- Task prompt
Below is a block of records. Copy every line in it that contains the word "action".

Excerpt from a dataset
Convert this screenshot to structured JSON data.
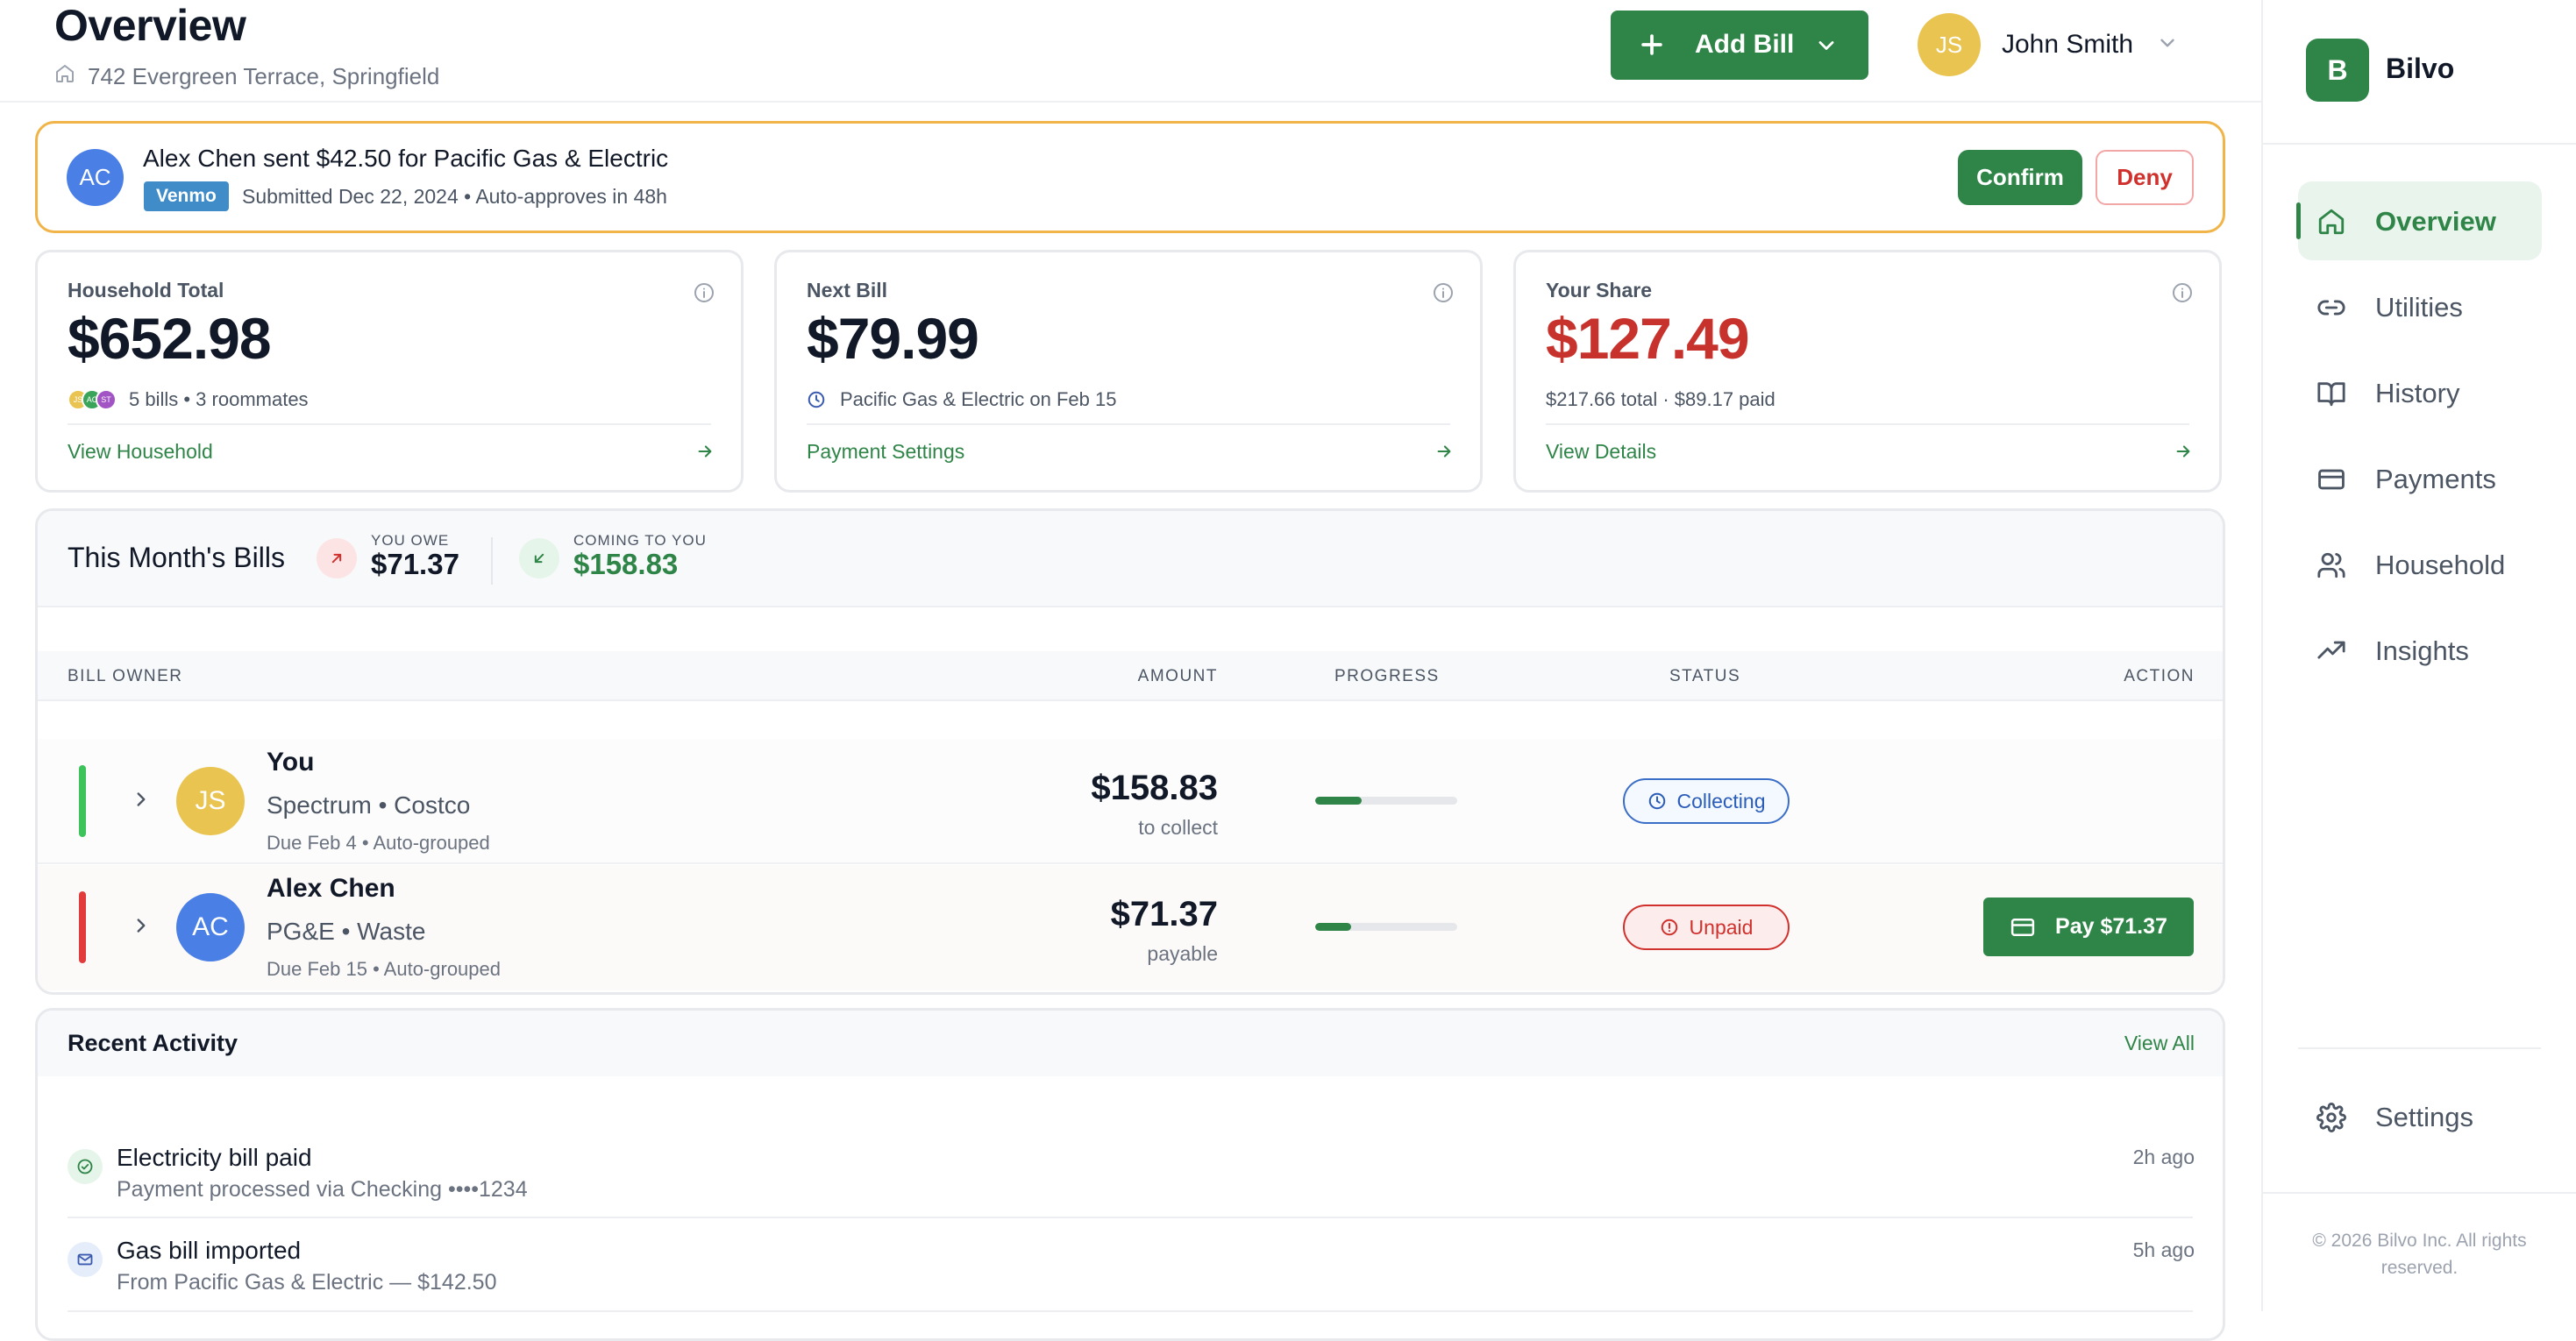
{
  "header": {
    "title": "Overview",
    "address": "742 Evergreen Terrace, Springfield",
    "add_bill_label": "Add Bill",
    "user_initials": "JS",
    "user_name": "John Smith"
  },
  "banner": {
    "avatar_initials": "AC",
    "title": "Alex Chen sent $42.50 for Pacific Gas & Electric",
    "method": "Venmo",
    "submitted": "Submitted Dec 22, 2024 • Auto-approves in 48h",
    "confirm_label": "Confirm",
    "deny_label": "Deny"
  },
  "cards": {
    "household": {
      "label": "Household Total",
      "value": "$652.98",
      "meta": "5 bills • 3 roommates",
      "mini_avatars": [
        "JS",
        "AC",
        "ST"
      ],
      "link": "View Household"
    },
    "next_bill": {
      "label": "Next Bill",
      "value": "$79.99",
      "meta": "Pacific Gas & Electric on Feb 15",
      "link": "Payment Settings"
    },
    "your_share": {
      "label": "Your Share",
      "value": "$127.49",
      "meta": "$217.66 total · $89.17 paid",
      "link": "View Details"
    }
  },
  "bills": {
    "title": "This Month's Bills",
    "you_owe_label": "YOU OWE",
    "you_owe_value": "$71.37",
    "coming_label": "COMING TO YOU",
    "coming_value": "$158.83",
    "columns": {
      "owner": "BILL OWNER",
      "amount": "AMOUNT",
      "progress": "PROGRESS",
      "status": "STATUS",
      "action": "ACTION"
    },
    "rows": [
      {
        "initials": "JS",
        "name": "You",
        "vendors": "Spectrum • Costco",
        "due": "Due Feb 4 • Auto-grouped",
        "amount": "$158.83",
        "amount_sub": "to collect",
        "progress": 0.33,
        "status": "Collecting",
        "status_color": "#2a5db8",
        "bar_color": "#3cc45a",
        "action": ""
      },
      {
        "initials": "AC",
        "name": "Alex Chen",
        "vendors": "PG&E • Waste",
        "due": "Due Feb 15 • Auto-grouped",
        "amount": "$71.37",
        "amount_sub": "payable",
        "progress": 0.25,
        "status": "Unpaid",
        "status_color": "#d0312d",
        "bar_color": "#e23b3b",
        "action": "Pay $71.37"
      }
    ]
  },
  "activity": {
    "title": "Recent Activity",
    "view_all": "View All",
    "items": [
      {
        "icon": "check-circle-icon",
        "title": "Electricity bill paid",
        "subtitle": "Payment processed via Checking ••••1234",
        "time": "2h ago"
      },
      {
        "icon": "mail-icon",
        "title": "Gas bill imported",
        "subtitle": "From Pacific Gas & Electric — $142.50",
        "time": "5h ago"
      }
    ]
  },
  "sidebar": {
    "logo_letter": "B",
    "brand": "Bilvo",
    "items": [
      {
        "label": "Overview",
        "icon": "home-icon",
        "active": true
      },
      {
        "label": "Utilities",
        "icon": "link-icon",
        "active": false
      },
      {
        "label": "History",
        "icon": "book-icon",
        "active": false
      },
      {
        "label": "Payments",
        "icon": "credit-card-icon",
        "active": false
      },
      {
        "label": "Household",
        "icon": "users-icon",
        "active": false
      },
      {
        "label": "Insights",
        "icon": "trending-up-icon",
        "active": false
      }
    ],
    "settings_label": "Settings",
    "copyright": "© 2026 Bilvo Inc. All rights reserved."
  },
  "colors": {
    "accent": "#2f8548",
    "danger": "#c8322c",
    "banner_border": "#f0b449",
    "info_blue": "#3f8cc9"
  }
}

- Right answer
      "action": "ACTION"
        "action": ""
        "action": "Pay $71.37"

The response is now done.